■ AIM
Summarize the text on Breit-Wigner resonance scattering in two sentences.

■ SUPPLIED PASSAGE
========================================
Critique of Breit-Wigner resonance scattering
Source: arXiv:2605.28756 · Published 2026-05-27 · By Philip D. Mannheim
TL;DR
This paper critiques the conventional Breit-Wigner approach to resonance scattering, which models resonances via a phase shift of the form tan δ = Γ1/(E1 - E) and identifies unstable particles with complex poles at E = E1 - iΓ1 in the scattering amplitude. By exactly solving the finite square well scattering problem, the author reveals several conceptual and technical shortcomings: the Breit-Wigner formula can provide poor fits to the real-energy scattering amplitude; the width parameter Γ1 can be negative; the complex pole E1 - iΓ1 is not an energy eigenvalue and thus not a physical particle state; and the associated decaying wave functions grow exponentially in space, making them non-normalizable. These issues are resolved by recognizing the antilinear PT symmetry of the scattering Hamiltonian, which implies that eigenstates appear in complex conjugate pairs E± = E2 ± iΓ2. These pairs yield time-independent probabilities with no exponential growth or decay in space or time, and correspond to physically meaningful resonances. Effectively, only one observable resonance results, not two, and the PT-symmetric formulation reproduces the resonance peak and cross-section shape but decouples the physical width Γ2 from the Breit-Wigner fitted width Γ1. This work rigorously clarifies the mathematical and physical structure underlying resonance scattering and challenges the standard single-pole Breit-Wigner interpretation.
========================================
■ SUPPLIED INFORMATION
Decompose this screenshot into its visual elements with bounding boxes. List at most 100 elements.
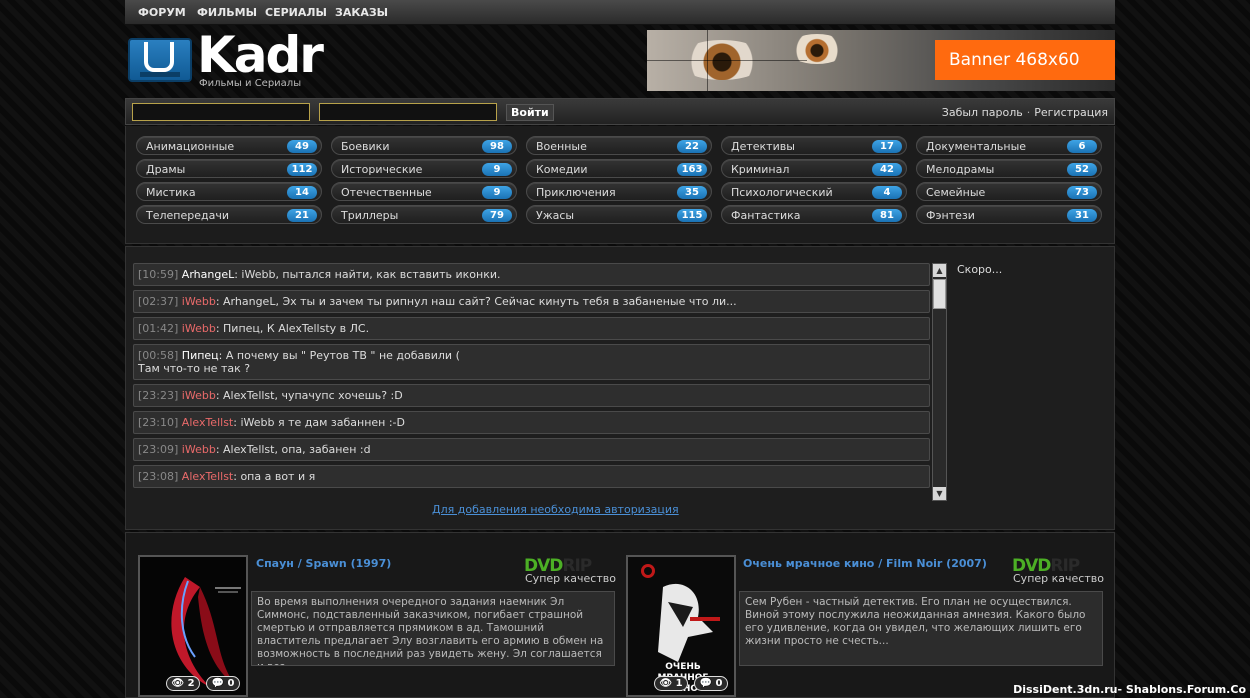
========================================
■ EXERCISE OUTPUT
By exactly solving the finite square well scattering problem, the paper shows that the Breit-Wigner approach has several flaws: it can fit the real-energy amplitude poorly, its width Γ1 can be negative, its complex pole E1 - iΓ1 is not an energy eigenvalue, and its decaying wave functions grow exponentially in space. The paper resolves these flaws through the antilinear PT symmetry of the scattering Hamiltonian, whose complex conjugate eigenstate pairs give time-independent probabilities and a single observable resonance that reproduces the peak and cross-section shape but has a physical width Γ2 decoupled from the fitted width Γ1.